— Start of SUPPLIED MATERIAL —
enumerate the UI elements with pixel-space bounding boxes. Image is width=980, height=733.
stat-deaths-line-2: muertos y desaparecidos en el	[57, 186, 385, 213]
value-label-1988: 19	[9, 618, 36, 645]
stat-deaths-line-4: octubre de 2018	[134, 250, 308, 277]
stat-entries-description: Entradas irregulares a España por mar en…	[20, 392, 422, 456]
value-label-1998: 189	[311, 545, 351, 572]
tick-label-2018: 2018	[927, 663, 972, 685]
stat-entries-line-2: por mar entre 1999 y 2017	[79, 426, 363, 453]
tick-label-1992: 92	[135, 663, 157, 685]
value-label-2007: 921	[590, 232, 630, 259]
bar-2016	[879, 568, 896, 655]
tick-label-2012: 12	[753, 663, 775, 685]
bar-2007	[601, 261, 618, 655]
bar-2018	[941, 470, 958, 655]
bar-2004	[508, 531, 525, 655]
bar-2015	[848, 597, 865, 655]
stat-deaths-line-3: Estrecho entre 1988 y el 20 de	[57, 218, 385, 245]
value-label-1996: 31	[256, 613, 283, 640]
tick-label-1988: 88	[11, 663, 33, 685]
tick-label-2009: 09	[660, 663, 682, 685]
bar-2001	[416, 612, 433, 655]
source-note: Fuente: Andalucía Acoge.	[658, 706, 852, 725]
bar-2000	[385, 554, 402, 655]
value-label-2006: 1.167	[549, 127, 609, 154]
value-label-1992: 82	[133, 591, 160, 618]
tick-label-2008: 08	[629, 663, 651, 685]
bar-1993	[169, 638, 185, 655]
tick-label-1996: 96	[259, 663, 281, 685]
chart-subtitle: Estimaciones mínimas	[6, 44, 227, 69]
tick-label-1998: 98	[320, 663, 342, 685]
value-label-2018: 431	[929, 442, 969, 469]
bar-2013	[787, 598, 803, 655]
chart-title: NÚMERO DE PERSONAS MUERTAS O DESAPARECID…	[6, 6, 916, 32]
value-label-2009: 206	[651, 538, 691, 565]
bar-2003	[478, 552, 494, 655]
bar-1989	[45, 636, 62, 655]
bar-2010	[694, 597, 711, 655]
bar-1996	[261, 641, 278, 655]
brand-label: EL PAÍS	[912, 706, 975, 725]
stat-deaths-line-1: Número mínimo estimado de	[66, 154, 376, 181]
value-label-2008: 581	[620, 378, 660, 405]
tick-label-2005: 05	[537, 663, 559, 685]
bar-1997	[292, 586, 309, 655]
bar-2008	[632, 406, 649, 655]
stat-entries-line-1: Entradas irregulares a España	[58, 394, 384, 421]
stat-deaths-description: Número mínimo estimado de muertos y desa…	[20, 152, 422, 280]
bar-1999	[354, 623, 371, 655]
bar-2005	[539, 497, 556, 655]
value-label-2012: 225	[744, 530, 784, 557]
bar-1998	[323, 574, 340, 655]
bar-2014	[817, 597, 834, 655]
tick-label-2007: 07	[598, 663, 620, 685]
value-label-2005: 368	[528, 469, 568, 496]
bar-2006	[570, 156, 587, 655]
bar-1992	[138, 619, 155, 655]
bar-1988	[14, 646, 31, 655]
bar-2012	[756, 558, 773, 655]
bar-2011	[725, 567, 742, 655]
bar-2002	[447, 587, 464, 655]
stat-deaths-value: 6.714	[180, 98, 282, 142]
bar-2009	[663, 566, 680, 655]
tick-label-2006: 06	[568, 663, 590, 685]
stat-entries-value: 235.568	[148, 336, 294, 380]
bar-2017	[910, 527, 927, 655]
— End of SUPPLIED MATERIAL —
Print every line of the entries above, unchanged, from the first line through the last.

enumerate the UI elements with pixel-space bounding boxes. Image is width=980, height=733.
stat-deaths-line-2: muertos y desaparecidos en el	[57, 186, 385, 213]
value-label-1988: 19	[9, 618, 36, 645]
stat-deaths-line-4: octubre de 2018	[134, 250, 308, 277]
stat-entries-description: Entradas irregulares a España por mar en…	[20, 392, 422, 456]
value-label-1998: 189	[311, 545, 351, 572]
tick-label-2018: 2018	[927, 663, 972, 685]
stat-entries-line-2: por mar entre 1999 y 2017	[79, 426, 363, 453]
tick-label-1992: 92	[135, 663, 157, 685]
value-label-2007: 921	[590, 232, 630, 259]
bar-2016	[879, 568, 896, 655]
tick-label-2012: 12	[753, 663, 775, 685]
bar-2007	[601, 261, 618, 655]
bar-2018	[941, 470, 958, 655]
bar-2004	[508, 531, 525, 655]
bar-2015	[848, 597, 865, 655]
stat-deaths-line-3: Estrecho entre 1988 y el 20 de	[57, 218, 385, 245]
value-label-1996: 31	[256, 613, 283, 640]
tick-label-1988: 88	[11, 663, 33, 685]
tick-label-2009: 09	[660, 663, 682, 685]
bar-2001	[416, 612, 433, 655]
source-note: Fuente: Andalucía Acoge.	[658, 706, 852, 725]
bar-2000	[385, 554, 402, 655]
value-label-2006: 1.167	[549, 127, 609, 154]
value-label-1992: 82	[133, 591, 160, 618]
tick-label-2008: 08	[629, 663, 651, 685]
bar-1993	[169, 638, 185, 655]
tick-label-1996: 96	[259, 663, 281, 685]
chart-subtitle: Estimaciones mínimas	[6, 44, 227, 69]
tick-label-1998: 98	[320, 663, 342, 685]
value-label-2018: 431	[929, 442, 969, 469]
bar-2013	[787, 598, 803, 655]
chart-title: NÚMERO DE PERSONAS MUERTAS O DESAPARECID…	[6, 6, 916, 32]
value-label-2009: 206	[651, 538, 691, 565]
bar-2003	[478, 552, 494, 655]
bar-1989	[45, 636, 62, 655]
bar-2010	[694, 597, 711, 655]
bar-1996	[261, 641, 278, 655]
brand-label: EL PAÍS	[912, 706, 975, 725]
stat-deaths-line-1: Número mínimo estimado de	[66, 154, 376, 181]
value-label-2008: 581	[620, 378, 660, 405]
tick-label-2005: 05	[537, 663, 559, 685]
bar-1997	[292, 586, 309, 655]
bar-2008	[632, 406, 649, 655]
stat-entries-line-1: Entradas irregulares a España	[58, 394, 384, 421]
stat-deaths-description: Número mínimo estimado de muertos y desa…	[20, 152, 422, 280]
bar-1999	[354, 623, 371, 655]
bar-2005	[539, 497, 556, 655]
value-label-2012: 225	[744, 530, 784, 557]
bar-1998	[323, 574, 340, 655]
bar-2014	[817, 597, 834, 655]
tick-label-2007: 07	[598, 663, 620, 685]
value-label-2005: 368	[528, 469, 568, 496]
bar-2006	[570, 156, 587, 655]
bar-1992	[138, 619, 155, 655]
bar-1988	[14, 646, 31, 655]
bar-2012	[756, 558, 773, 655]
bar-2011	[725, 567, 742, 655]
bar-2002	[447, 587, 464, 655]
stat-deaths-value: 6.714	[180, 98, 282, 142]
bar-2009	[663, 566, 680, 655]
tick-label-2006: 06	[568, 663, 590, 685]
stat-entries-value: 235.568	[148, 336, 294, 380]
bar-2017	[910, 527, 927, 655]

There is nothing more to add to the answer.